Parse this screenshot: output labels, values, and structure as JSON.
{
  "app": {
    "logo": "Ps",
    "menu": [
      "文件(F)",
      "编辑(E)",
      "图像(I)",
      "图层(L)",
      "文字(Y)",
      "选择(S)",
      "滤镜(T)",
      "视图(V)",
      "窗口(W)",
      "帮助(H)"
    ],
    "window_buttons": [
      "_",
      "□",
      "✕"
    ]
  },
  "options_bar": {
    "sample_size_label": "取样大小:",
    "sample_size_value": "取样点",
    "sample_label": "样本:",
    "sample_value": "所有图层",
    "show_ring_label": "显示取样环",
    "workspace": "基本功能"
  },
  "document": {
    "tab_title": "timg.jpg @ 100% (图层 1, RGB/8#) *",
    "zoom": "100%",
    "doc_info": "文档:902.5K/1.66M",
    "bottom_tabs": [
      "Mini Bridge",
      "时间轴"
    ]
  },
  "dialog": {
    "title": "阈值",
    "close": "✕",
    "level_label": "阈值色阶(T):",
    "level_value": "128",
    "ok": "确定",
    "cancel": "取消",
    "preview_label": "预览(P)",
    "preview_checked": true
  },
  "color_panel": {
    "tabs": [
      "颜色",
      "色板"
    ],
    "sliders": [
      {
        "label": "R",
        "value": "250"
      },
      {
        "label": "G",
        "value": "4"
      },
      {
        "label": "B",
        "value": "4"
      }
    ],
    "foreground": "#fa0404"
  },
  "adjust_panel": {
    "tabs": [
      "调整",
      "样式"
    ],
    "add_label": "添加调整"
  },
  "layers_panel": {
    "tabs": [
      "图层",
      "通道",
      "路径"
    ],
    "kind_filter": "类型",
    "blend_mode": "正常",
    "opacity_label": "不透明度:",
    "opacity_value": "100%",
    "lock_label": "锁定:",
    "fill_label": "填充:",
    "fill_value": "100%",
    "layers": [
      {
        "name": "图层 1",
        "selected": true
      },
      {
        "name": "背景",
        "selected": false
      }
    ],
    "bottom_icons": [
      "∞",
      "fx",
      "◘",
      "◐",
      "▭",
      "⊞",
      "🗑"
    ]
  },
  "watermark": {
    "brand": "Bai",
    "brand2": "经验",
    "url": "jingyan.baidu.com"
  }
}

──────────────────────────────

Nothing in the data may differ; print all of it exactly as written.

**Final result:**
Parse this screenshot: output labels, values, and structure as JSON.
{
  "app": {
    "logo": "Ps",
    "menu": [
      "文件(F)",
      "编辑(E)",
      "图像(I)",
      "图层(L)",
      "文字(Y)",
      "选择(S)",
      "滤镜(T)",
      "视图(V)",
      "窗口(W)",
      "帮助(H)"
    ],
    "window_buttons": [
      "_",
      "□",
      "✕"
    ]
  },
  "options_bar": {
    "sample_size_label": "取样大小:",
    "sample_size_value": "取样点",
    "sample_label": "样本:",
    "sample_value": "所有图层",
    "show_ring_label": "显示取样环",
    "workspace": "基本功能"
  },
  "document": {
    "tab_title": "timg.jpg @ 100% (图层 1, RGB/8#) *",
    "zoom": "100%",
    "doc_info": "文档:902.5K/1.66M",
    "bottom_tabs": [
      "Mini Bridge",
      "时间轴"
    ]
  },
  "dialog": {
    "title": "阈值",
    "close": "✕",
    "level_label": "阈值色阶(T):",
    "level_value": "128",
    "ok": "确定",
    "cancel": "取消",
    "preview_label": "预览(P)",
    "preview_checked": true
  },
  "color_panel": {
    "tabs": [
      "颜色",
      "色板"
    ],
    "sliders": [
      {
        "label": "R",
        "value": "250"
      },
      {
        "label": "G",
        "value": "4"
      },
      {
        "label": "B",
        "value": "4"
      }
    ],
    "foreground": "#fa0404"
  },
  "adjust_panel": {
    "tabs": [
      "调整",
      "样式"
    ],
    "add_label": "添加调整"
  },
  "layers_panel": {
    "tabs": [
      "图层",
      "通道",
      "路径"
    ],
    "kind_filter": "类型",
    "blend_mode": "正常",
    "opacity_label": "不透明度:",
    "opacity_value": "100%",
    "lock_label": "锁定:",
    "fill_label": "填充:",
    "fill_value": "100%",
    "layers": [
      {
        "name": "图层 1",
        "selected": true
      },
      {
        "name": "背景",
        "selected": false
      }
    ],
    "bottom_icons": [
      "∞",
      "fx",
      "◘",
      "◐",
      "▭",
      "⊞",
      "🗑"
    ]
  },
  "watermark": {
    "brand": "Bai",
    "brand2": "经验",
    "url": "jingyan.baidu.com"
  }
}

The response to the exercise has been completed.